▸ **Material for this exercise**
• • • • •
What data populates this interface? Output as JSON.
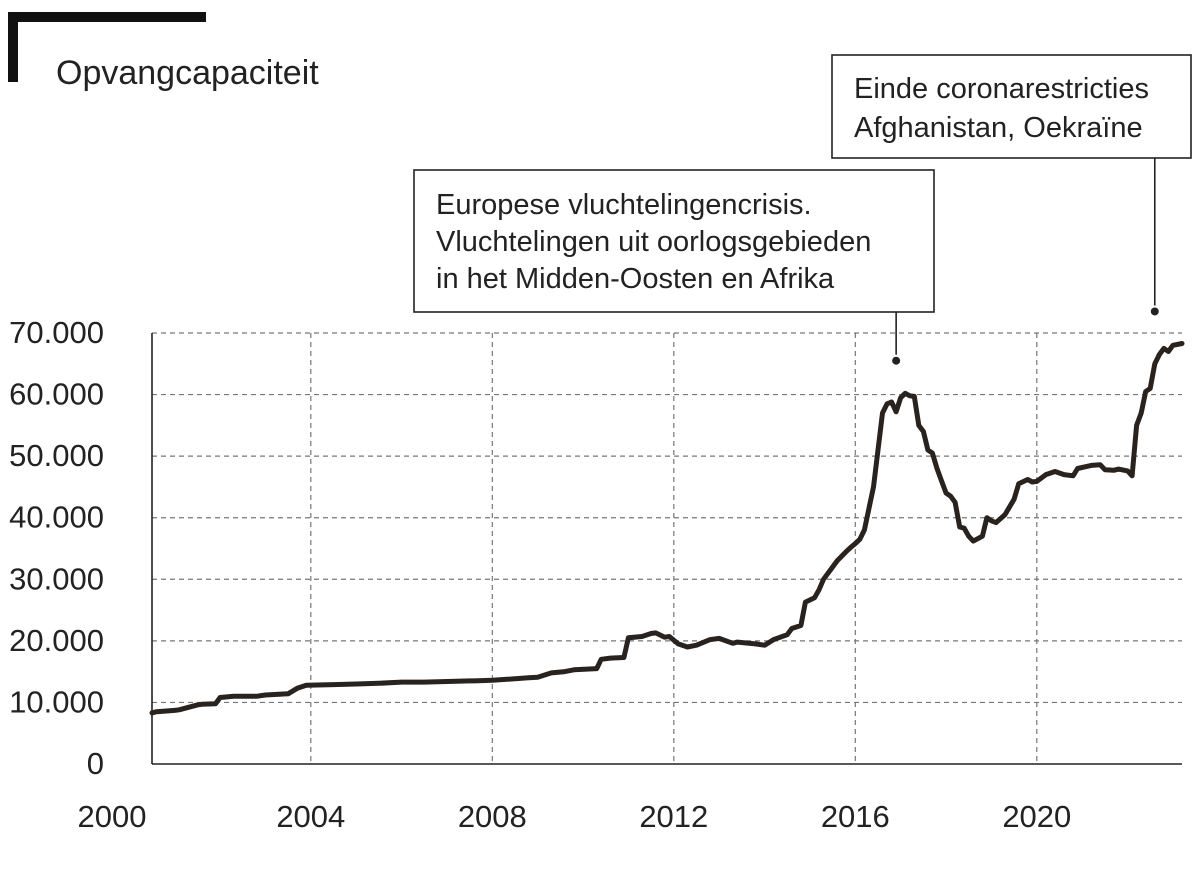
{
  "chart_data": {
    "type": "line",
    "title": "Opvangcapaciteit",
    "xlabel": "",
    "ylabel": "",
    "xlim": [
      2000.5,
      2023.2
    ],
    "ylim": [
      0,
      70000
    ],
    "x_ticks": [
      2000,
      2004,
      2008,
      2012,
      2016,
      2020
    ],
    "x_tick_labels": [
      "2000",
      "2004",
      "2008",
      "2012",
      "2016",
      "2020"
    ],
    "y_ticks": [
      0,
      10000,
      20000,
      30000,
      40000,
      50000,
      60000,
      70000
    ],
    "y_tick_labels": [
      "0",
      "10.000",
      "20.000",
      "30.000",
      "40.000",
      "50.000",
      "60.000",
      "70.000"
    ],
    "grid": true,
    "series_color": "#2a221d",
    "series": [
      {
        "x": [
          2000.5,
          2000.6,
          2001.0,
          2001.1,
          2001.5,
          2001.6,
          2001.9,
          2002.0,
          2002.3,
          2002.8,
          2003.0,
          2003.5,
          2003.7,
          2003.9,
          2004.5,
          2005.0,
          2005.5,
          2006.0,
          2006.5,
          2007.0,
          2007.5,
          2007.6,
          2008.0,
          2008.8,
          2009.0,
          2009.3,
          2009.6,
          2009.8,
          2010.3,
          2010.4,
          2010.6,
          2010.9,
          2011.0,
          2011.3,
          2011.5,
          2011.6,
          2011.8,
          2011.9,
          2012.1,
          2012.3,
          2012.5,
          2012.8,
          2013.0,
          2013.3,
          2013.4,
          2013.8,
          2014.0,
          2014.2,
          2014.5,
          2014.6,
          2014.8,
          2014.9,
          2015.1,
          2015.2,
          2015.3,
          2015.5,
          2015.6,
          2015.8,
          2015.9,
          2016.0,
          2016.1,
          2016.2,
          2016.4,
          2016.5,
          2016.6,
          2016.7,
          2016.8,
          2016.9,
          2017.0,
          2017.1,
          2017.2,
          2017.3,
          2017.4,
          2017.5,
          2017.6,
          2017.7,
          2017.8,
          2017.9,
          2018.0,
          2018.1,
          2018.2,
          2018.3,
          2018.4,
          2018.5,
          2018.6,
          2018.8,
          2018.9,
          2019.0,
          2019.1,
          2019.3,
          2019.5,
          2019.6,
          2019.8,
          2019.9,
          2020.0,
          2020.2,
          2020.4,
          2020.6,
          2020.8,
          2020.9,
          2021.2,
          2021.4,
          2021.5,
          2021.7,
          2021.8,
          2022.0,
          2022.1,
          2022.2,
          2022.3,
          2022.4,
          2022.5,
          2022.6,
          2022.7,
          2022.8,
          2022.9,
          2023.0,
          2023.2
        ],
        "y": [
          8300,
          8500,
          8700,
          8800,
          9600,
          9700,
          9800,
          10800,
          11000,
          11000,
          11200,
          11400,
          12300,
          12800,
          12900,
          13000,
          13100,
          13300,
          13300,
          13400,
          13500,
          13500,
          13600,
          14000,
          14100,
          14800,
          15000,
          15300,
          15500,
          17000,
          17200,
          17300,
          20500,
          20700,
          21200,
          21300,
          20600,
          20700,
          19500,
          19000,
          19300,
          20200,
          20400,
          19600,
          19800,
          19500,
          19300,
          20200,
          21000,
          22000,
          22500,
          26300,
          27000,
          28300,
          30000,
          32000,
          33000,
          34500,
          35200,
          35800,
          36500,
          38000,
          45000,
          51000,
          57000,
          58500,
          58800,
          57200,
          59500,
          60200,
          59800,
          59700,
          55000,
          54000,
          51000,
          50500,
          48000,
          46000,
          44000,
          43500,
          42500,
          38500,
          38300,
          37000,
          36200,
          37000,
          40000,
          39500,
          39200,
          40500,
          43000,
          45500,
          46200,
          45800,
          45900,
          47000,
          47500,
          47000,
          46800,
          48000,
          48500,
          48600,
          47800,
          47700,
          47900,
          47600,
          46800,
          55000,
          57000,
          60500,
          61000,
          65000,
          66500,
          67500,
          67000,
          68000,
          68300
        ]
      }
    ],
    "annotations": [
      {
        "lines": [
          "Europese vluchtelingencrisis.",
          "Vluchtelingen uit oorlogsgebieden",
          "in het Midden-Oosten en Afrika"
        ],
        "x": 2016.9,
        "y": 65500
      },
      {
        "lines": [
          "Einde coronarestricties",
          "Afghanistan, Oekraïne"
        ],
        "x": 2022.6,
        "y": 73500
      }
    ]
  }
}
• • • • •
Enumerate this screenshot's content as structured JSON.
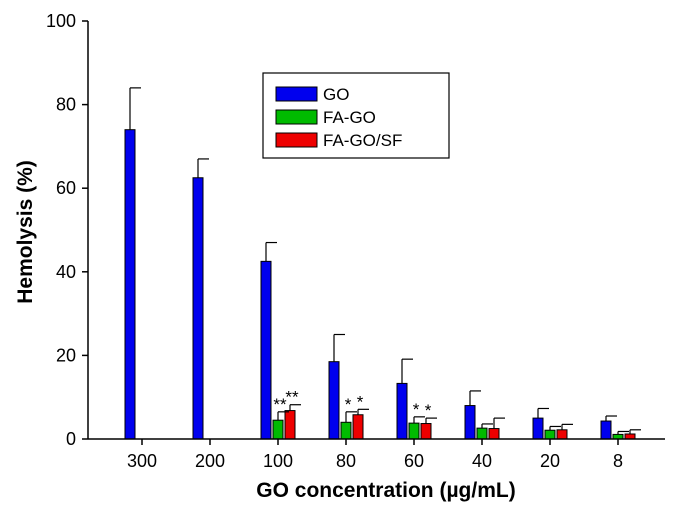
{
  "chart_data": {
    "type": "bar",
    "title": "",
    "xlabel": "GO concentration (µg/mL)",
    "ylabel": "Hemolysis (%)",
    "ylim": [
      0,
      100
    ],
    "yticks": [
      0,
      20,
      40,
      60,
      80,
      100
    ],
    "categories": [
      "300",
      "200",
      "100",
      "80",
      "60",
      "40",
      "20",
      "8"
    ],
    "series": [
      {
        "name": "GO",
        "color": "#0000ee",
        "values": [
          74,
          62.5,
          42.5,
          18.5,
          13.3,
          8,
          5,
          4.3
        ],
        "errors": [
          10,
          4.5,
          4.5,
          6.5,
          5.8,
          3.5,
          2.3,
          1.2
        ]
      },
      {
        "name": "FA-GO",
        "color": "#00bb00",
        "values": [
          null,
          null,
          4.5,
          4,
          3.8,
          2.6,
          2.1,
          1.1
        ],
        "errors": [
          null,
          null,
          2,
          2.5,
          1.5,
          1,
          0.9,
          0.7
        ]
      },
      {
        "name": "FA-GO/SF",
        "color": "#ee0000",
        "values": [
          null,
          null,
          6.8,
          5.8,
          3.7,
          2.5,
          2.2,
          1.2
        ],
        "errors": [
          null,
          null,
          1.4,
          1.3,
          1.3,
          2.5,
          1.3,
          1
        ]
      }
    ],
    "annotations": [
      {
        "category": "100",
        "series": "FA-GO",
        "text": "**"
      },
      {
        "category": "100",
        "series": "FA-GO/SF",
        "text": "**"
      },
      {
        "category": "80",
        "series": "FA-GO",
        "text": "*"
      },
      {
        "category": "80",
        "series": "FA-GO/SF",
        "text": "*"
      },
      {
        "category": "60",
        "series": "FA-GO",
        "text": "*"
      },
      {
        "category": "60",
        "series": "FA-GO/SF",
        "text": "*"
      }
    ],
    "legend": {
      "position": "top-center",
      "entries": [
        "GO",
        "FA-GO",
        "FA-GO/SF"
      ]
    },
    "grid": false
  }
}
• • • • •
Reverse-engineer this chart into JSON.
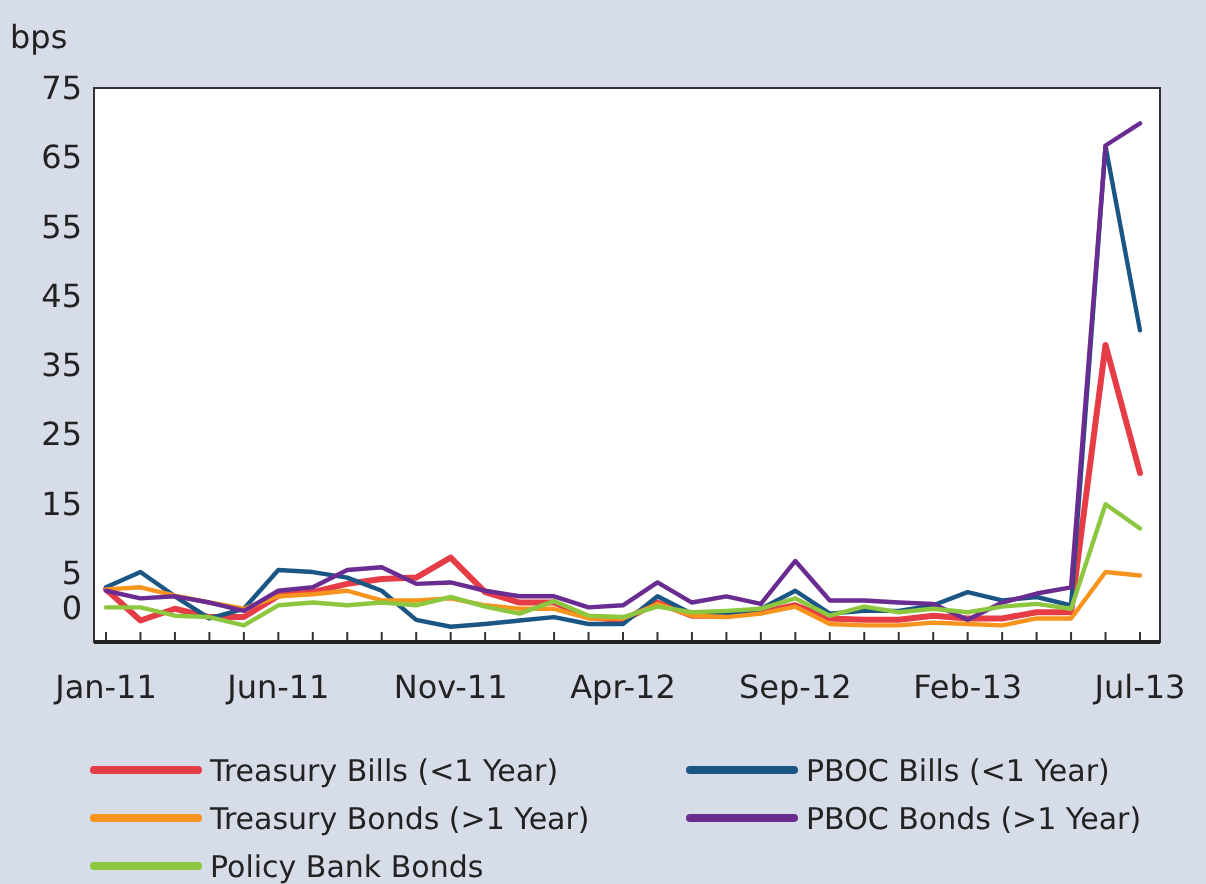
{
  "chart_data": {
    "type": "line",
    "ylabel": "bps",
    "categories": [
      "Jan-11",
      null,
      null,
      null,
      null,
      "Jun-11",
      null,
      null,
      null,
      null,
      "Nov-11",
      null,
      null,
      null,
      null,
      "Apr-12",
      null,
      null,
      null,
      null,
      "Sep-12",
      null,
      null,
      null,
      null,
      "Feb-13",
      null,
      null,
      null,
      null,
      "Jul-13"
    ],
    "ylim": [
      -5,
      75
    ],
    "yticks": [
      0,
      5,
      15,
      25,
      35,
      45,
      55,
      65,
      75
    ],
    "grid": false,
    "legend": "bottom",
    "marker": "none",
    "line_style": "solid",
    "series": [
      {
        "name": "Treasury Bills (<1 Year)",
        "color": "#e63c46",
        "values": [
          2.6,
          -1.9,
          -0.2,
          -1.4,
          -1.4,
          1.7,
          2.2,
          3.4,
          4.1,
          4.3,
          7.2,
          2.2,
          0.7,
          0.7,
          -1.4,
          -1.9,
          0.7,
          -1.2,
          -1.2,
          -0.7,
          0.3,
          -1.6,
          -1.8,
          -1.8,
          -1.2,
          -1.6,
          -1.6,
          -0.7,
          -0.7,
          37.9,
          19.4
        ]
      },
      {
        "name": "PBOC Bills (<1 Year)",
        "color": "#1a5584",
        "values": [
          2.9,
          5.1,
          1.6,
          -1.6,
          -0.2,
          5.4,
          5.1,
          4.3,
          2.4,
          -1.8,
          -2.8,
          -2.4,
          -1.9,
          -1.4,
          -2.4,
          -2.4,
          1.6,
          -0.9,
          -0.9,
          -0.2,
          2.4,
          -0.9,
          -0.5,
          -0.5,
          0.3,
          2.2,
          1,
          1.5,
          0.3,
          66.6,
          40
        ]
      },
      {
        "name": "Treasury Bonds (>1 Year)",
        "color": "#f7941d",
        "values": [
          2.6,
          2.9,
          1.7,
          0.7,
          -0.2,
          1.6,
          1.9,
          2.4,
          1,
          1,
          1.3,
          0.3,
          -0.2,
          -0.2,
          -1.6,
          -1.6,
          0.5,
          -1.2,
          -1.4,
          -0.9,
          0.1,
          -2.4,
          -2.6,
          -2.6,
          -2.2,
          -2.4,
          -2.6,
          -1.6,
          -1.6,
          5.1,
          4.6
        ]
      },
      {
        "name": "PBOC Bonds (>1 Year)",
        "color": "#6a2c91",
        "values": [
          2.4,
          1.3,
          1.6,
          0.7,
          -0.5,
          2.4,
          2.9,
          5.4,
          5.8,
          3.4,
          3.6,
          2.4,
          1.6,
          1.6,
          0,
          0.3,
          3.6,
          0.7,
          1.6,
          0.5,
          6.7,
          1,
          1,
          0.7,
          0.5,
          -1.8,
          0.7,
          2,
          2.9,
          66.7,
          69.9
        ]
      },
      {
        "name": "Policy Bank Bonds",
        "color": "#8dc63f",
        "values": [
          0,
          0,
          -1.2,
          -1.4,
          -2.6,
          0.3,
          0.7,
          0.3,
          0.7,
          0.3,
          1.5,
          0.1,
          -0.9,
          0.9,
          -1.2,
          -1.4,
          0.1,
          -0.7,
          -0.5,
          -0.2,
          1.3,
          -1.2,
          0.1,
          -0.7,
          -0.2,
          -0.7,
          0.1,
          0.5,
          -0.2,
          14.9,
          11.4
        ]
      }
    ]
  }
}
• • • • •
▸ **Objective**
Which lines hold the word "Bills"? Copy all of them.

▸ **Finished answer**
        "name": "Treasury Bills (<1 Year)",
        "name": "PBOC Bills (<1 Year)",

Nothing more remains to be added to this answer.